-------- Textauszug

Typisch Boss ist auf jeden Fall die megastabile Gesamterscheinung des güldenen Faltblech-Kastens, der auf der Stirnseite zahlreiche Anschlussmöglichkeiten bietet: Klinke-In für Gitarre, XLR-In für Mikro, 2x Klinke-Out zu einem Amp, 2x XLR-Out zur PA. Das Ganze wählbar Mono/Stereo und Summe oder Mic/Git getrennt. Ein USB-Anschluss ist natürlich auch vorhanden. Zusätzliche Fußschalter und Abspielgeräte lassen sich auch ankoppeln.

Betrieben wird das VE-8 per beiliegendem Netzteil oder mit sechs AA-Batterien. Der Acoustic Singer ist sehr übersichtlich in drei Sektoren aufgeteilt. Links wird sich um die Gitarre gekümmert – vier Effektbereiche stehen hier zur Verfügung: Resonance bietet vier Varianten, um den Korpus-Klang räumlicher und natürlicher zu gestalten. Reverb liefert vier verschieden tiefe Hall-Simulationen. Notch sorgt für die Eliminierung von Feedbacks. Und Chorus bietet den Boss-Effekt schlechthin, aber auch noch 7 andere FX wie Tremolo, Phaser, Delay, Octave usw. – bis zu drei davon gleichzeitig.

Alle Effekte sind über Drehregler feinjustierbar, auch an diverse Sub-Parameter kommt man ran – der große Fußschalter auf dem abgeschrägten Frontbereich schaltet den ganzen Sektor an/aus, drückt man ihn länger, gelangt man in den Tuner-Modus. Der mittlere Sektor widmet sich dem Sänger. Mittels Enhance hat man auf die Dynamik Zugriff, daneben ist die Reverb- Abteilung. Darunter wird es richtig interessant: man kann verschiedene coole Effekte wie z. B. „Distortion“ oder „Radio“ für herrliche LoFi-Sounds nutzen, oder man holt sich einen Chor auf die Bühne: anhand der Gitarren-Chords werden verschiedene passende Stimmkombinationen unter und/oder über der Lead-Stimme generiert.

Auch im rechten Drittel – Output benannt – bleibt es trickreich. Mit den beiden Drehreglern wird das Lautstärkeverhältnis zwischen Stimme und Gitarre geregelt, soweit simpel. Darunter befindet sich die Abteilung Editieren&Speichern – ja genau, man kann Sounds auch speichern, 50 Plätze stehen zur Verfügung. Die drei großen Fußtaster machen sich wahlweise als An-/Ausstomper oder als Speicherplatz-Suchgeräte im Memory- Modus nützlich. Das Besondere am rechten Stomper ist aber die Loop-Funktion, die hier sehr easy auszuführen ist. Das Tolle ist, dass sich anwählen lässt, ob man Mikro oder Gitarre loopen möchte – oder beides.

----------------

• _Aufgabe 1_
Kopieren Sie aus dem Text über das Boss VE-8 wortgetreu die Passage von „Auch im rechten“ bis einschließlich „möchte – oder beides.“.
Der Textauszug und die Datensätze stehen in keinem Zusammenhang miteinander.

-------- Daten zur Aufgabe

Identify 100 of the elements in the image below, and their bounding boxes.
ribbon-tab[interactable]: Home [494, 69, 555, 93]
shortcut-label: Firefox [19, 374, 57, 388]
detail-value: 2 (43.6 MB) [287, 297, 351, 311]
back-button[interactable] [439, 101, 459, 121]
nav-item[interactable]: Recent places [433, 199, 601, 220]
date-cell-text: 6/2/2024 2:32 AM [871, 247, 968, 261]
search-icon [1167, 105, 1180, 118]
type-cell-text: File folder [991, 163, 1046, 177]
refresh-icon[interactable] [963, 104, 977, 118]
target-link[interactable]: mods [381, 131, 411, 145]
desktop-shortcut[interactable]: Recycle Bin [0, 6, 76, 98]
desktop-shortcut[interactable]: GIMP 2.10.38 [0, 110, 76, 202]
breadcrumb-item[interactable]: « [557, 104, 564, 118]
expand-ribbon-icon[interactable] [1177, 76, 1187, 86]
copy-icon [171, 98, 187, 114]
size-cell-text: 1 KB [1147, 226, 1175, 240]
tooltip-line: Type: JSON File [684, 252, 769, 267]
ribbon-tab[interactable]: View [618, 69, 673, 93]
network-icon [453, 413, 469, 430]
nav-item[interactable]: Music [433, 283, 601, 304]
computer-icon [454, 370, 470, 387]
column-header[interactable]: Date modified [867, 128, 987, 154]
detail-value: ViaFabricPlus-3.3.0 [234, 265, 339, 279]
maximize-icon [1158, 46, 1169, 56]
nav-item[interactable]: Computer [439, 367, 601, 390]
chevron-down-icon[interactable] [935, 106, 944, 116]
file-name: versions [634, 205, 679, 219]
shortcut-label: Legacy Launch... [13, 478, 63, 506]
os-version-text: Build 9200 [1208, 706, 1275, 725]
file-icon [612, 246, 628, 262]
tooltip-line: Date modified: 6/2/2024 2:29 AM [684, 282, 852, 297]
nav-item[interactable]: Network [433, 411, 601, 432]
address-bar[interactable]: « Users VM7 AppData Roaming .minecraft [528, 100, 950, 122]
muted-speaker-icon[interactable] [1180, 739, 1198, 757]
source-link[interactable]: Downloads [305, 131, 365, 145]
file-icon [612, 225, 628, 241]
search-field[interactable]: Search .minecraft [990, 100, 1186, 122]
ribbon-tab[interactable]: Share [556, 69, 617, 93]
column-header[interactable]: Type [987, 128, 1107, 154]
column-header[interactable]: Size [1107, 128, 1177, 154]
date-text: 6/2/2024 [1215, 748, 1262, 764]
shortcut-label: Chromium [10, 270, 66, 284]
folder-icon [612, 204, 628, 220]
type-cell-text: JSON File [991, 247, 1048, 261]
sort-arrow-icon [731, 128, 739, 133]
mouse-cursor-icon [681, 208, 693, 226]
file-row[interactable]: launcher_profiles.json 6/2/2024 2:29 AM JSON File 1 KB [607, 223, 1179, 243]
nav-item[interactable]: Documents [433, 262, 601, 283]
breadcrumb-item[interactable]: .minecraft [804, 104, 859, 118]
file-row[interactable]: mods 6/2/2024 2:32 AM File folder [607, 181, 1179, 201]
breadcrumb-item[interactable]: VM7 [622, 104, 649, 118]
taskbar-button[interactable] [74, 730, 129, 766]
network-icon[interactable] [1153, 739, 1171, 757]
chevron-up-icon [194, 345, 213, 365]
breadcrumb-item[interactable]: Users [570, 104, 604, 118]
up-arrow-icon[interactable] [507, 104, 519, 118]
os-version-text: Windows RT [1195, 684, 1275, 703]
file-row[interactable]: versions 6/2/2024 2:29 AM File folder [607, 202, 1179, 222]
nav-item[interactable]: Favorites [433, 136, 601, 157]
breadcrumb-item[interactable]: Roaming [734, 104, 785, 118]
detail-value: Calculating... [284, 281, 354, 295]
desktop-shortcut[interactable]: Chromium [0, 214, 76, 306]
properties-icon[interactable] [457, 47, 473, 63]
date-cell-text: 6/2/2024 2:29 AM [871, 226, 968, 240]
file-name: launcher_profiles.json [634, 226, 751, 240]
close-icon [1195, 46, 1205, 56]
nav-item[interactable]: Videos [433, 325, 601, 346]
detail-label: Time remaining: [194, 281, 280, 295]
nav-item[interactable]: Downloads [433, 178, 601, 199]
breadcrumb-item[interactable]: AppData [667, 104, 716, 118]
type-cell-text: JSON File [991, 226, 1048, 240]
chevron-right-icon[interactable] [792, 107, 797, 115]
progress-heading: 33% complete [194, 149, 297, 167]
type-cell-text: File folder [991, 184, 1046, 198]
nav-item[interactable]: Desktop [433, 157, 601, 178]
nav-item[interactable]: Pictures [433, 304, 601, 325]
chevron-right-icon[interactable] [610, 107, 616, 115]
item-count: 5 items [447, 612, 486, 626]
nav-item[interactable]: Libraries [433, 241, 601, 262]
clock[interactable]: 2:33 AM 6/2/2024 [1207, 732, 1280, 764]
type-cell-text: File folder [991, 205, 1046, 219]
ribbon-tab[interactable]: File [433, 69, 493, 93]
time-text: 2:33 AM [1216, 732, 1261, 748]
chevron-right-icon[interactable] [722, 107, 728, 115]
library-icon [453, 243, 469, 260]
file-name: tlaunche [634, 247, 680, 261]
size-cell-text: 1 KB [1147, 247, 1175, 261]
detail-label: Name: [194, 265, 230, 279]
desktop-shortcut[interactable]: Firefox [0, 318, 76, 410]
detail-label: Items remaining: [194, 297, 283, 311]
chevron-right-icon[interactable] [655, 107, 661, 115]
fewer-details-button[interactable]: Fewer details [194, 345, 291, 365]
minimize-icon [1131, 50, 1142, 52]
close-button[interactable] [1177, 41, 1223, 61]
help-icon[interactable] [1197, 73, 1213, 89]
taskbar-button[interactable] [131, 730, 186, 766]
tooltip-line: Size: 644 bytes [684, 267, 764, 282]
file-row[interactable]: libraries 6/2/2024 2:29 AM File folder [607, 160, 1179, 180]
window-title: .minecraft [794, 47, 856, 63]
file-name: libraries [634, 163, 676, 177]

----------------

• _Aufgabe 2_
Schreiben Sie die Datensätze vom Anfang bis einschließlich der Zeile mit „column-header[interactable]: Type [987, 128, 1107, 154]“ wortgetreu ab.

• _Vollständige Lösung 1_
Auch im rechten Drittel – Output benannt – bleibt es trickreich. Mit den beiden Drehreglern wird das Lautstärkeverhältnis zwischen Stimme und Gitarre geregelt, soweit simpel. Darunter befindet sich die Abteilung Editieren&Speichern – ja genau, man kann Sounds auch speichern, 50 Plätze stehen zur Verfügung. Die drei großen Fußtaster machen sich wahlweise als An-/Ausstomper oder als Speicherplatz-Suchgeräte im Memory- Modus nützlich. Das Besondere am rechten Stomper ist aber die Loop-Funktion, die hier sehr easy auszuführen ist. Das Tolle ist, dass sich anwählen lässt, ob man Mikro oder Gitarre loopen möchte – oder beides.

• _Vollständige Lösung 2_
Identify 100 of the elements in the image below, and their bounding boxes.
ribbon-tab[interactable]: Home [494, 69, 555, 93]
shortcut-label: Firefox [19, 374, 57, 388]
detail-value: 2 (43.6 MB) [287, 297, 351, 311]
back-button[interactable] [439, 101, 459, 121]
nav-item[interactable]: Recent places [433, 199, 601, 220]
date-cell-text: 6/2/2024 2:32 AM [871, 247, 968, 261]
search-icon [1167, 105, 1180, 118]
type-cell-text: File folder [991, 163, 1046, 177]
refresh-icon[interactable] [963, 104, 977, 118]
target-link[interactable]: mods [381, 131, 411, 145]
desktop-shortcut[interactable]: Recycle Bin [0, 6, 76, 98]
desktop-shortcut[interactable]: GIMP 2.10.38 [0, 110, 76, 202]
breadcrumb-item[interactable]: « [557, 104, 564, 118]
expand-ribbon-icon[interactable] [1177, 76, 1187, 86]
copy-icon [171, 98, 187, 114]
size-cell-text: 1 KB [1147, 226, 1175, 240]
tooltip-line: Type: JSON File [684, 252, 769, 267]
ribbon-tab[interactable]: View [618, 69, 673, 93]
network-icon [453, 413, 469, 430]
nav-item[interactable]: Music [433, 283, 601, 304]
computer-icon [454, 370, 470, 387]
column-header[interactable]: Date modified [867, 128, 987, 154]
detail-value: ViaFabricPlus-3.3.0 [234, 265, 339, 279]
maximize-icon [1158, 46, 1169, 56]
nav-item[interactable]: Computer [439, 367, 601, 390]
chevron-down-icon[interactable] [935, 106, 944, 116]
file-name: versions [634, 205, 679, 219]
shortcut-label: Legacy Launch... [13, 478, 63, 506]
os-version-text: Build 9200 [1208, 706, 1275, 725]
file-icon [612, 246, 628, 262]
tooltip-line: Date modified: 6/2/2024 2:29 AM [684, 282, 852, 297]
nav-item[interactable]: Network [433, 411, 601, 432]
address-bar[interactable]: « Users VM7 AppData Roaming .minecraft [528, 100, 950, 122]
muted-speaker-icon[interactable] [1180, 739, 1198, 757]
source-link[interactable]: Downloads [305, 131, 365, 145]
file-icon [612, 225, 628, 241]
search-field[interactable]: Search .minecraft [990, 100, 1186, 122]
ribbon-tab[interactable]: Share [556, 69, 617, 93]
column-header[interactable]: Type [987, 128, 1107, 154]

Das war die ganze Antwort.